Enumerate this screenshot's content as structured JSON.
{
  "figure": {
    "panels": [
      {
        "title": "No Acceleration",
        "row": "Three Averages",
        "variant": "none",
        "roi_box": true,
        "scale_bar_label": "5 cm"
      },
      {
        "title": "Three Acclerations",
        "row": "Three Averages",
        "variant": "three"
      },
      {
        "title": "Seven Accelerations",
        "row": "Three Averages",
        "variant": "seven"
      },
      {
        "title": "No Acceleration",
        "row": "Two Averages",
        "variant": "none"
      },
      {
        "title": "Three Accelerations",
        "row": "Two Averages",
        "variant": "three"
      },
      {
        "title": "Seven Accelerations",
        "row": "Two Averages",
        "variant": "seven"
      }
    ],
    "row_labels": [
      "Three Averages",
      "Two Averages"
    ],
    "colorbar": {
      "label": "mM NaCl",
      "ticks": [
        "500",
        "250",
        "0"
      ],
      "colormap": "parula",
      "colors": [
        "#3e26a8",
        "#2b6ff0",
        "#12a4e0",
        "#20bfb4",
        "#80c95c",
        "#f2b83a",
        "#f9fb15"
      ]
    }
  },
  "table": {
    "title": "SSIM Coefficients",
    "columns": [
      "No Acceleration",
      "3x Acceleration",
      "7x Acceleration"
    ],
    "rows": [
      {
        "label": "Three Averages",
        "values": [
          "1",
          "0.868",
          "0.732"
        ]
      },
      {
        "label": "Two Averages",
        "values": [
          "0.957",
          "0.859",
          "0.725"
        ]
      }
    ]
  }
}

TASK OBJECTIVE:
Using the data above, return each line exactly as written.

EXERCISE OUTPUT:
Enumerate this screenshot's content as structured JSON.
{
  "figure": {
    "panels": [
      {
        "title": "No Acceleration",
        "row": "Three Averages",
        "variant": "none",
        "roi_box": true,
        "scale_bar_label": "5 cm"
      },
      {
        "title": "Three Acclerations",
        "row": "Three Averages",
        "variant": "three"
      },
      {
        "title": "Seven Accelerations",
        "row": "Three Averages",
        "variant": "seven"
      },
      {
        "title": "No Acceleration",
        "row": "Two Averages",
        "variant": "none"
      },
      {
        "title": "Three Accelerations",
        "row": "Two Averages",
        "variant": "three"
      },
      {
        "title": "Seven Accelerations",
        "row": "Two Averages",
        "variant": "seven"
      }
    ],
    "row_labels": [
      "Three Averages",
      "Two Averages"
    ],
    "colorbar": {
      "label": "mM NaCl",
      "ticks": [
        "500",
        "250",
        "0"
      ],
      "colormap": "parula",
      "colors": [
        "#3e26a8",
        "#2b6ff0",
        "#12a4e0",
        "#20bfb4",
        "#80c95c",
        "#f2b83a",
        "#f9fb15"
      ]
    }
  },
  "table": {
    "title": "SSIM Coefficients",
    "columns": [
      "No Acceleration",
      "3x Acceleration",
      "7x Acceleration"
    ],
    "rows": [
      {
        "label": "Three Averages",
        "values": [
          "1",
          "0.868",
          "0.732"
        ]
      },
      {
        "label": "Two Averages",
        "values": [
          "0.957",
          "0.859",
          "0.725"
        ]
      }
    ]
  }
}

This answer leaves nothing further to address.